(Data records)
━━━━
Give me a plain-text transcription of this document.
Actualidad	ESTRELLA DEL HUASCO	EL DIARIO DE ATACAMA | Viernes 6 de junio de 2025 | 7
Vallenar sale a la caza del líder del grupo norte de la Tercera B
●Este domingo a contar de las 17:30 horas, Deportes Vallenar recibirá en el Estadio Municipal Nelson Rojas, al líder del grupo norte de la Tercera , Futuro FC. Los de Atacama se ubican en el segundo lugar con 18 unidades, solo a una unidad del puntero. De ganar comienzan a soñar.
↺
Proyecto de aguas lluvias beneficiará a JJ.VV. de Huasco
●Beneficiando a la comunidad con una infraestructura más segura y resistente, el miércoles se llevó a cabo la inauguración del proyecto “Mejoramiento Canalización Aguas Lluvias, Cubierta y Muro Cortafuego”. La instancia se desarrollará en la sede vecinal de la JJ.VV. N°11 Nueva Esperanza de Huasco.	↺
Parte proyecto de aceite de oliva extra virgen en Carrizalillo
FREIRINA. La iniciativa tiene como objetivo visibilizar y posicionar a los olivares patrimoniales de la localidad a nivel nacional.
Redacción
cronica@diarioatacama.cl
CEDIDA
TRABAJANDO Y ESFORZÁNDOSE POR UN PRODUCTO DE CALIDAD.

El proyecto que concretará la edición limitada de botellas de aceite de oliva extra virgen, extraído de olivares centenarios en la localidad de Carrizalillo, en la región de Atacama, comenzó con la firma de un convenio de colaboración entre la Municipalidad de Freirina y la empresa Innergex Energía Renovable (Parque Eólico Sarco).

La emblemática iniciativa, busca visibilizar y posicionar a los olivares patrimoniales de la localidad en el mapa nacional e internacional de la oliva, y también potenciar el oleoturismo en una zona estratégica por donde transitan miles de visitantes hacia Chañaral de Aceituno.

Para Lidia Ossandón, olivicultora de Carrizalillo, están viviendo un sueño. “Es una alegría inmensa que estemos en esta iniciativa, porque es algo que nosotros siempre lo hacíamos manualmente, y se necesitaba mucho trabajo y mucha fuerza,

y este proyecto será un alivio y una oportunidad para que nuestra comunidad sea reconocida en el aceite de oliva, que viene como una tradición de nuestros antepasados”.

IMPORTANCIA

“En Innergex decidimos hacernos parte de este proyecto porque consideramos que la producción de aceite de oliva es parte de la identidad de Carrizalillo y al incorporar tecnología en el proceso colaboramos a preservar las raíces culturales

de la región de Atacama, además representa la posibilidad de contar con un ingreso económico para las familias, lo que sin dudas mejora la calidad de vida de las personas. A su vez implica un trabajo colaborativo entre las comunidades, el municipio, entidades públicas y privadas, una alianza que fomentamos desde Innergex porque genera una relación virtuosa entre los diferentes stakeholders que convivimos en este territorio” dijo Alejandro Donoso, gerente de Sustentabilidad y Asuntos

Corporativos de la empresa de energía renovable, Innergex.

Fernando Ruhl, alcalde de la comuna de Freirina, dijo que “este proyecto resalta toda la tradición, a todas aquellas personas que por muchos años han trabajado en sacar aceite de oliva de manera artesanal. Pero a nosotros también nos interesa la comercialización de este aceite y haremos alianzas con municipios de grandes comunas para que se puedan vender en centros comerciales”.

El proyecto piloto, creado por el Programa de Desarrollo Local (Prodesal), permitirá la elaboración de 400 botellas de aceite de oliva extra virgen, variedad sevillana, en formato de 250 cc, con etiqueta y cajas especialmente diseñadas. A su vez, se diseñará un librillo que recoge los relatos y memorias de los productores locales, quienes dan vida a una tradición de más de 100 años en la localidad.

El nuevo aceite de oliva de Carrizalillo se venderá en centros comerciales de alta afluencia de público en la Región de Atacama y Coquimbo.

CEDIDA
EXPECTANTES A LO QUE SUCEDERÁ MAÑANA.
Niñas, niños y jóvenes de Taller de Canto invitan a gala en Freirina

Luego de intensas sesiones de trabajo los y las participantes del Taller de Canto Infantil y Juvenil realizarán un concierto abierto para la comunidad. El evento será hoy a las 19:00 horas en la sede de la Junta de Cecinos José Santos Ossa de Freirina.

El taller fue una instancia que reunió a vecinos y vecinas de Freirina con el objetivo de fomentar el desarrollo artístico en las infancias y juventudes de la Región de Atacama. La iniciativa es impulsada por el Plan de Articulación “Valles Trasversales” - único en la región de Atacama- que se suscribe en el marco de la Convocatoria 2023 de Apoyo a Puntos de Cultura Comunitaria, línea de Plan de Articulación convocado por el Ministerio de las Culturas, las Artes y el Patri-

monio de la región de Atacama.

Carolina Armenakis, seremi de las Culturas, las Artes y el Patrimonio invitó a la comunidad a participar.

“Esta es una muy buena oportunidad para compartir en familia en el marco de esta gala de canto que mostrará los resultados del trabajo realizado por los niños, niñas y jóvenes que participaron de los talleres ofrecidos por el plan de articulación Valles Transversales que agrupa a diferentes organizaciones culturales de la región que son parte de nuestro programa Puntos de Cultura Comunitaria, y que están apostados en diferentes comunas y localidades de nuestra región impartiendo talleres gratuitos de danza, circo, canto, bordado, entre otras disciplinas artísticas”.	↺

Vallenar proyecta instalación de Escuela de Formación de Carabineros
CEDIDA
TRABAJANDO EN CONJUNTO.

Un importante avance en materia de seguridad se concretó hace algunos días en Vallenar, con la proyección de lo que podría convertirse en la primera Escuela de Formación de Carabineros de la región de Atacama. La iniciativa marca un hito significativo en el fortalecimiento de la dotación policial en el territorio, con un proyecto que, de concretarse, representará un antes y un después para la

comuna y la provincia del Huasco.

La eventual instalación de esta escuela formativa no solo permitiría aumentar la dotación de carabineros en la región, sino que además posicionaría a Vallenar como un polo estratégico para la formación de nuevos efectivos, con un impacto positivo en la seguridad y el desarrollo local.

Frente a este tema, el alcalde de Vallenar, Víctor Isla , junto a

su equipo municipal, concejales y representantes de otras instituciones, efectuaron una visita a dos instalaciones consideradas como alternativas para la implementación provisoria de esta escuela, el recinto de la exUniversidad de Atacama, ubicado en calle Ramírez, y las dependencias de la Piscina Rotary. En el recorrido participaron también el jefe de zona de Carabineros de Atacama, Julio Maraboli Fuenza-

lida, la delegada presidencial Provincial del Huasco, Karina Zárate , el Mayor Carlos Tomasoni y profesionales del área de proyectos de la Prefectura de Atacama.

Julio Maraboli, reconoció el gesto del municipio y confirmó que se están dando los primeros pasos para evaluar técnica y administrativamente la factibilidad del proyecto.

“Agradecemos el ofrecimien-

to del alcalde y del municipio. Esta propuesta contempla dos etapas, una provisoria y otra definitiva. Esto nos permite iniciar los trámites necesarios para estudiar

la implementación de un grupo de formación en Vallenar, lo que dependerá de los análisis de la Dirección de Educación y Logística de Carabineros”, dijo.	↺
━━━━
TASK PROMPT — Please restate the whole listing word for word.

TASK SOLUTION —
Give me a plain-text transcription of this document.
Actualidad	ESTRELLA DEL HUASCO	EL DIARIO DE ATACAMA | Viernes 6 de junio de 2025 | 7
Vallenar sale a la caza del líder del grupo norte de la Tercera B
●Este domingo a contar de las 17:30 horas, Deportes Vallenar recibirá en el Estadio Municipal Nelson Rojas, al líder del grupo norte de la Tercera , Futuro FC. Los de Atacama se ubican en el segundo lugar con 18 unidades, solo a una unidad del puntero. De ganar comienzan a soñar.
↺
Proyecto de aguas lluvias beneficiará a JJ.VV. de Huasco
●Beneficiando a la comunidad con una infraestructura más segura y resistente, el miércoles se llevó a cabo la inauguración del proyecto “Mejoramiento Canalización Aguas Lluvias, Cubierta y Muro Cortafuego”. La instancia se desarrollará en la sede vecinal de la JJ.VV. N°11 Nueva Esperanza de Huasco.	↺
Parte proyecto de aceite de oliva extra virgen en Carrizalillo
FREIRINA. La iniciativa tiene como objetivo visibilizar y posicionar a los olivares patrimoniales de la localidad a nivel nacional.
Redacción
cronica@diarioatacama.cl
CEDIDA
TRABAJANDO Y ESFORZÁNDOSE POR UN PRODUCTO DE CALIDAD.

El proyecto que concretará la edición limitada de botellas de aceite de oliva extra virgen, extraído de olivares centenarios en la localidad de Carrizalillo, en la región de Atacama, comenzó con la firma de un convenio de colaboración entre la Municipalidad de Freirina y la empresa Innergex Energía Renovable (Parque Eólico Sarco).

La emblemática iniciativa, busca visibilizar y posicionar a los olivares patrimoniales de la localidad en el mapa nacional e internacional de la oliva, y también potenciar el oleoturismo en una zona estratégica por donde transitan miles de visitantes hacia Chañaral de Aceituno.

Para Lidia Ossandón, olivicultora de Carrizalillo, están viviendo un sueño. “Es una alegría inmensa que estemos en esta iniciativa, porque es algo que nosotros siempre lo hacíamos manualmente, y se necesitaba mucho trabajo y mucha fuerza,

y este proyecto será un alivio y una oportunidad para que nuestra comunidad sea reconocida en el aceite de oliva, que viene como una tradición de nuestros antepasados”.

IMPORTANCIA

“En Innergex decidimos hacernos parte de este proyecto porque consideramos que la producción de aceite de oliva es parte de la identidad de Carrizalillo y al incorporar tecnología en el proceso colaboramos a preservar las raíces culturales

de la región de Atacama, además representa la posibilidad de contar con un ingreso económico para las familias, lo que sin dudas mejora la calidad de vida de las personas. A su vez implica un trabajo colaborativo entre las comunidades, el municipio, entidades públicas y privadas, una alianza que fomentamos desde Innergex porque genera una relación virtuosa entre los diferentes stakeholders que convivimos en este territorio” dijo Alejandro Donoso, gerente de Sustentabilidad y Asuntos

Corporativos de la empresa de energía renovable, Innergex.

Fernando Ruhl, alcalde de la comuna de Freirina, dijo que “este proyecto resalta toda la tradición, a todas aquellas personas que por muchos años han trabajado en sacar aceite de oliva de manera artesanal. Pero a nosotros también nos interesa la comercialización de este aceite y haremos alianzas con municipios de grandes comunas para que se puedan vender en centros comerciales”.

El proyecto piloto, creado por el Programa de Desarrollo Local (Prodesal), permitirá la elaboración de 400 botellas de aceite de oliva extra virgen, variedad sevillana, en formato de 250 cc, con etiqueta y cajas especialmente diseñadas. A su vez, se diseñará un librillo que recoge los relatos y memorias de los productores locales, quienes dan vida a una tradición de más de 100 años en la localidad.

El nuevo aceite de oliva de Carrizalillo se venderá en centros comerciales de alta afluencia de público en la Región de Atacama y Coquimbo.

CEDIDA
EXPECTANTES A LO QUE SUCEDERÁ MAÑANA.
Niñas, niños y jóvenes de Taller de Canto invitan a gala en Freirina

Luego de intensas sesiones de trabajo los y las participantes del Taller de Canto Infantil y Juvenil realizarán un concierto abierto para la comunidad. El evento será hoy a las 19:00 horas en la sede de la Junta de Cecinos José Santos Ossa de Freirina.

El taller fue una instancia que reunió a vecinos y vecinas de Freirina con el objetivo de fomentar el desarrollo artístico en las infancias y juventudes de la Región de Atacama. La iniciativa es impulsada por el Plan de Articulación “Valles Trasversales” - único en la región de Atacama- que se suscribe en el marco de la Convocatoria 2023 de Apoyo a Puntos de Cultura Comunitaria, línea de Plan de Articulación convocado por el Ministerio de las Culturas, las Artes y el Patri-

monio de la región de Atacama.

Carolina Armenakis, seremi de las Culturas, las Artes y el Patrimonio invitó a la comunidad a participar.

“Esta es una muy buena oportunidad para compartir en familia en el marco de esta gala de canto que mostrará los resultados del trabajo realizado por los niños, niñas y jóvenes que participaron de los talleres ofrecidos por el plan de articulación Valles Transversales que agrupa a diferentes organizaciones culturales de la región que son parte de nuestro programa Puntos de Cultura Comunitaria, y que están apostados en diferentes comunas y localidades de nuestra región impartiendo talleres gratuitos de danza, circo, canto, bordado, entre otras disciplinas artísticas”.	↺

Vallenar proyecta instalación de Escuela de Formación de Carabineros
CEDIDA
TRABAJANDO EN CONJUNTO.

Un importante avance en materia de seguridad se concretó hace algunos días en Vallenar, con la proyección de lo que podría convertirse en la primera Escuela de Formación de Carabineros de la región de Atacama. La iniciativa marca un hito significativo en el fortalecimiento de la dotación policial en el territorio, con un proyecto que, de concretarse, representará un antes y un después para la

comuna y la provincia del Huasco.

La eventual instalación de esta escuela formativa no solo permitiría aumentar la dotación de carabineros en la región, sino que además posicionaría a Vallenar como un polo estratégico para la formación de nuevos efectivos, con un impacto positivo en la seguridad y el desarrollo local.

Frente a este tema, el alcalde de Vallenar, Víctor Isla , junto a

su equipo municipal, concejales y representantes de otras instituciones, efectuaron una visita a dos instalaciones consideradas como alternativas para la implementación provisoria de esta escuela, el recinto de la exUniversidad de Atacama, ubicado en calle Ramírez, y las dependencias de la Piscina Rotary. En el recorrido participaron también el jefe de zona de Carabineros de Atacama, Julio Maraboli Fuenza-

lida, la delegada presidencial Provincial del Huasco, Karina Zárate , el Mayor Carlos Tomasoni y profesionales del área de proyectos de la Prefectura de Atacama.

Julio Maraboli, reconoció el gesto del municipio y confirmó que se están dando los primeros pasos para evaluar técnica y administrativamente la factibilidad del proyecto.

“Agradecemos el ofrecimien-

to del alcalde y del municipio. Esta propuesta contempla dos etapas, una provisoria y otra definitiva. Esto nos permite iniciar los trámites necesarios para estudiar

la implementación de un grupo de formación en Vallenar, lo que dependerá de los análisis de la Dirección de Educación y Logística de Carabineros”, dijo.	↺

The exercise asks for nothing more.